Goal
Copy each line below that includes "Obstacle".

Supplied entries
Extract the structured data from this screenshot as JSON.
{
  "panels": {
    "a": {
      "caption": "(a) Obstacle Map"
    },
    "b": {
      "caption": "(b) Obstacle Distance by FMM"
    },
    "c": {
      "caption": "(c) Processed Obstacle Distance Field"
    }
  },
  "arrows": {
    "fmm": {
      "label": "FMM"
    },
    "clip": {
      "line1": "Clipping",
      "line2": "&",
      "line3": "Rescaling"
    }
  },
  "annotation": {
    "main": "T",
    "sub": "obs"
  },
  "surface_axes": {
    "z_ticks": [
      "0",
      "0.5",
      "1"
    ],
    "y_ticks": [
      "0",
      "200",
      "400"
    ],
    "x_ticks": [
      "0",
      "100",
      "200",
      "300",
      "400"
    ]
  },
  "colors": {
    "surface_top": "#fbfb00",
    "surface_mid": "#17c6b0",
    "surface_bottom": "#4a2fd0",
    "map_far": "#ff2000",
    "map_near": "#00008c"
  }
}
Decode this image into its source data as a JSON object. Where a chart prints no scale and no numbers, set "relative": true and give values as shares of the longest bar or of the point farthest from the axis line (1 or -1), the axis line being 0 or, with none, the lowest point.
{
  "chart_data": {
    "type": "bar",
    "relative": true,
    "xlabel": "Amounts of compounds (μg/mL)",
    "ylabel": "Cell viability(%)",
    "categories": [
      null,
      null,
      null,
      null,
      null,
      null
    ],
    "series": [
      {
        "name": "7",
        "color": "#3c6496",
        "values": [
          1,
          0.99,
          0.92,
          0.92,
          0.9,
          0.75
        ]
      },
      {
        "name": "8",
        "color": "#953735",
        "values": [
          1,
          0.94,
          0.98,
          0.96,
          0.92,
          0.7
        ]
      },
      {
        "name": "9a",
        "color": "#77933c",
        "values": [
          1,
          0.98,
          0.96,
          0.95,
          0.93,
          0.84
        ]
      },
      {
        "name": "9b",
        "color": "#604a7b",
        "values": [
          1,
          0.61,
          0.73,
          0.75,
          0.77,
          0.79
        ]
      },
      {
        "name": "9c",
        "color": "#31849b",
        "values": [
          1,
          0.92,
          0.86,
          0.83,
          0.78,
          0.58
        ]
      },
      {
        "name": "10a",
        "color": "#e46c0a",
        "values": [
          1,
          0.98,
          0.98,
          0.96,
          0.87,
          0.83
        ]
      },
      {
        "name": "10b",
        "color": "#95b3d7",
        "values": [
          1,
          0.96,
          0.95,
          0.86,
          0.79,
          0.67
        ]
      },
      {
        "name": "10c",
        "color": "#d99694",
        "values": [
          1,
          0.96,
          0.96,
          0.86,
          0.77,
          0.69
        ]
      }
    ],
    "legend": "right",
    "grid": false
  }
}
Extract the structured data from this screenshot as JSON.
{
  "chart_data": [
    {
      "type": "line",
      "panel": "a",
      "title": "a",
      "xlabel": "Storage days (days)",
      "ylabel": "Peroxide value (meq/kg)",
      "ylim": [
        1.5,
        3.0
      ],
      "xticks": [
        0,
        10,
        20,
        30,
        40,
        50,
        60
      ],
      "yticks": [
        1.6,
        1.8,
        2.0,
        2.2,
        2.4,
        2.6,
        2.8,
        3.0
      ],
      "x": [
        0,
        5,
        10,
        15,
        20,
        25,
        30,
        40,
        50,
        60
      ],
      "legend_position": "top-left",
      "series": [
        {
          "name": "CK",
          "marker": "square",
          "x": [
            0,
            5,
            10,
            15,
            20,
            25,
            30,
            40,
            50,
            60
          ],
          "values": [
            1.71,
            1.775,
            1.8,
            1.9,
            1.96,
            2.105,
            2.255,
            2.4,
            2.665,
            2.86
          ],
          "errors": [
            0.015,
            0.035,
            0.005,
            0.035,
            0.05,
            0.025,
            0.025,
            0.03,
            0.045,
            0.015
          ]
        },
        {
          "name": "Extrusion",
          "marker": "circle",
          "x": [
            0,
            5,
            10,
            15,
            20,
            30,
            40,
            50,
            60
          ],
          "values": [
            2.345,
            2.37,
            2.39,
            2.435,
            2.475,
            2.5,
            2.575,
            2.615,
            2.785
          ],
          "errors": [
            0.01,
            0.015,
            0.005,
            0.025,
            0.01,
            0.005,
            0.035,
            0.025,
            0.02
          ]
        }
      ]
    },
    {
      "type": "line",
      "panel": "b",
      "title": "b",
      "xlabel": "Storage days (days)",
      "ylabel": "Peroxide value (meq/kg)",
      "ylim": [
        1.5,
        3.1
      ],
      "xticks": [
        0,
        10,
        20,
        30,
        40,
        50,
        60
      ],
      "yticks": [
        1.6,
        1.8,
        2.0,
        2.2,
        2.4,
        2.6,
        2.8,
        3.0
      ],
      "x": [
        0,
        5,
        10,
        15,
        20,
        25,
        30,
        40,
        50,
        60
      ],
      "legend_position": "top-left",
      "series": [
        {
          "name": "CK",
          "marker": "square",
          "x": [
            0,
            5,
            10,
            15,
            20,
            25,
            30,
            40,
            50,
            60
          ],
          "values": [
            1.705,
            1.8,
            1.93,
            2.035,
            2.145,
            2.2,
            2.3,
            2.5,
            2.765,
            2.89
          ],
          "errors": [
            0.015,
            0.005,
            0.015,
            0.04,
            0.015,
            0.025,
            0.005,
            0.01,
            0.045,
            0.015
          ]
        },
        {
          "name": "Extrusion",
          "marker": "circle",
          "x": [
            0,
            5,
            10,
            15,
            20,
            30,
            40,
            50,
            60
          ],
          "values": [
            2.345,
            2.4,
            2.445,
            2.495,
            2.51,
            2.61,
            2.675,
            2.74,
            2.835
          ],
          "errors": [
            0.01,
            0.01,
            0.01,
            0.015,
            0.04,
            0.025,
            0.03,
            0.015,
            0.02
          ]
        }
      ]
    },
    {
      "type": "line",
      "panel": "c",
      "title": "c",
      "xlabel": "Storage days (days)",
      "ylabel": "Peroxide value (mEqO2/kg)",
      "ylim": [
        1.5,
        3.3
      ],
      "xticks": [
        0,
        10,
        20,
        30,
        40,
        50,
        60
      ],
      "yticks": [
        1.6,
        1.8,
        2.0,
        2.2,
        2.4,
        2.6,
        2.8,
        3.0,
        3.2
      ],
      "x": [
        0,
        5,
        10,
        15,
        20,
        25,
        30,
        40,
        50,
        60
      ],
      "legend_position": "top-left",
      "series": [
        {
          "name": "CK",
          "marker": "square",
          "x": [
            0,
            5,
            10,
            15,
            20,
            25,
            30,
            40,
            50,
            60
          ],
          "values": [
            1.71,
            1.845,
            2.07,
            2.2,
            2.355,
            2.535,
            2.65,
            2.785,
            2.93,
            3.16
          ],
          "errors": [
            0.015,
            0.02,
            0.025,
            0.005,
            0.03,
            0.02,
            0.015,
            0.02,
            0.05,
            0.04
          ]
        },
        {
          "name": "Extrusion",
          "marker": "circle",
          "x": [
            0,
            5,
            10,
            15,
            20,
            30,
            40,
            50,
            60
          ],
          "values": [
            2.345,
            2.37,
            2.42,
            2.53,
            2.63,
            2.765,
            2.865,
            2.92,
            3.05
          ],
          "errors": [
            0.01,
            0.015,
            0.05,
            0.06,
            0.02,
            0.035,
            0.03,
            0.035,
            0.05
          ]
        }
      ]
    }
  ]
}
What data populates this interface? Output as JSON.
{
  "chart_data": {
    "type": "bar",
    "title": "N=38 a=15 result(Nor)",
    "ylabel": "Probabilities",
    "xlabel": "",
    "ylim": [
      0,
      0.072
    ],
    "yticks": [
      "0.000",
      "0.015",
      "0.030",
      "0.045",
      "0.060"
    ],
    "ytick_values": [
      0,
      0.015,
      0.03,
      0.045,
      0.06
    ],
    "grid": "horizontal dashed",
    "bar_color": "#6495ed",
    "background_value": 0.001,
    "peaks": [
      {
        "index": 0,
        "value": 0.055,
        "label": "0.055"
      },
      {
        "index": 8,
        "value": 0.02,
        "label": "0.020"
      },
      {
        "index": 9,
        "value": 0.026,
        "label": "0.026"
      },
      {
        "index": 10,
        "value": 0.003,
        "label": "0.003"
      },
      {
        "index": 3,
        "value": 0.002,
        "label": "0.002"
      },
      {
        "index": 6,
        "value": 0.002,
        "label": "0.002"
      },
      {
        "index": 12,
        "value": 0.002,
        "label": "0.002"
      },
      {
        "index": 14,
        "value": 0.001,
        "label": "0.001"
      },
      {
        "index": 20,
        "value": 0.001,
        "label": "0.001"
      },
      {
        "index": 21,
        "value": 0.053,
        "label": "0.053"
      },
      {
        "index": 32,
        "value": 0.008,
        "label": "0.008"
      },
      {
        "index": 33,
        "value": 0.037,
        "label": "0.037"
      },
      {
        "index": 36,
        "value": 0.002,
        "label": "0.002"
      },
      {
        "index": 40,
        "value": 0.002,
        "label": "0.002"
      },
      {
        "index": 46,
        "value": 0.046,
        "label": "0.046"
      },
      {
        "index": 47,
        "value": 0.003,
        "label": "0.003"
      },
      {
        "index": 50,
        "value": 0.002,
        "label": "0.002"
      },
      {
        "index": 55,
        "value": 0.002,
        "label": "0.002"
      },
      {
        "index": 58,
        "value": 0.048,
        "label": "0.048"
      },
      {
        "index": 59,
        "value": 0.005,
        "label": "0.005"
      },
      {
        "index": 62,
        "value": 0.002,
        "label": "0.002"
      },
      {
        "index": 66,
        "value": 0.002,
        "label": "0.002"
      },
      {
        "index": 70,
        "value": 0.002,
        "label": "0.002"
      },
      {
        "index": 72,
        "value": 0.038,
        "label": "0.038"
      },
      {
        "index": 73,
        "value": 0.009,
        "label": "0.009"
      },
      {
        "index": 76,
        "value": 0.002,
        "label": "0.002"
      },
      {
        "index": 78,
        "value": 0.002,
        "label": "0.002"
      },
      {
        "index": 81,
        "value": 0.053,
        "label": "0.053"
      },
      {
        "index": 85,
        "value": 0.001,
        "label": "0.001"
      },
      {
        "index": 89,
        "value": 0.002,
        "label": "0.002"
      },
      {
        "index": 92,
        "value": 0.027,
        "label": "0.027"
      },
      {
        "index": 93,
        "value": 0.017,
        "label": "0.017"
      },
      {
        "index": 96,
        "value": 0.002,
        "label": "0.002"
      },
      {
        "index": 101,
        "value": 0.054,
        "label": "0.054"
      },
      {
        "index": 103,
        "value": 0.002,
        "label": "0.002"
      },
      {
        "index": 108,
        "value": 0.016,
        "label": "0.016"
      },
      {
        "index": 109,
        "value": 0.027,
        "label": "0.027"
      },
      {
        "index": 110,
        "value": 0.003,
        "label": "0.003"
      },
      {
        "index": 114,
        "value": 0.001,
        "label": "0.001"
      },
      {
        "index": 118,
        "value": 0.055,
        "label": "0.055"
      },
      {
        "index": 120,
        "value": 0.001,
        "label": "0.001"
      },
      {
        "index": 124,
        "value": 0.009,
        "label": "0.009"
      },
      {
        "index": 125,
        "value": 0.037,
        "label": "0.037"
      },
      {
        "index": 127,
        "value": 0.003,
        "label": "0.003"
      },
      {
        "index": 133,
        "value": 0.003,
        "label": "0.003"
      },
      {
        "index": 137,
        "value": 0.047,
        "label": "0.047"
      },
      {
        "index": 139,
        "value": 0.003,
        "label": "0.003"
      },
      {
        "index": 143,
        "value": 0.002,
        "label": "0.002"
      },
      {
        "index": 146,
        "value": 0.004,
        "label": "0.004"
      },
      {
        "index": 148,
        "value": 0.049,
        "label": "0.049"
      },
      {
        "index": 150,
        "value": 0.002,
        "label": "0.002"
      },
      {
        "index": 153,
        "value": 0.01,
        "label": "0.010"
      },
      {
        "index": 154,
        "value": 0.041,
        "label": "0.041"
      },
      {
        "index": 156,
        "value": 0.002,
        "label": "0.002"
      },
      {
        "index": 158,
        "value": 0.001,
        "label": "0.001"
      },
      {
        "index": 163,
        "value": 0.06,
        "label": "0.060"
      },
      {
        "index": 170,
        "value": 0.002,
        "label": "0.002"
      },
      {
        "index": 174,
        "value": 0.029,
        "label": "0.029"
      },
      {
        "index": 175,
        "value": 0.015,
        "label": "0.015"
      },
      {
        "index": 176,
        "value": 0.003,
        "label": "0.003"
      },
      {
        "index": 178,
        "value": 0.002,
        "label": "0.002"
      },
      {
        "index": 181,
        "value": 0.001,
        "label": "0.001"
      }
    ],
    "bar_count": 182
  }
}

Solution
      "caption": "(a) Obstacle Map"
      "caption": "(b) Obstacle Distance by FMM"
      "caption": "(c) Processed Obstacle Distance Field"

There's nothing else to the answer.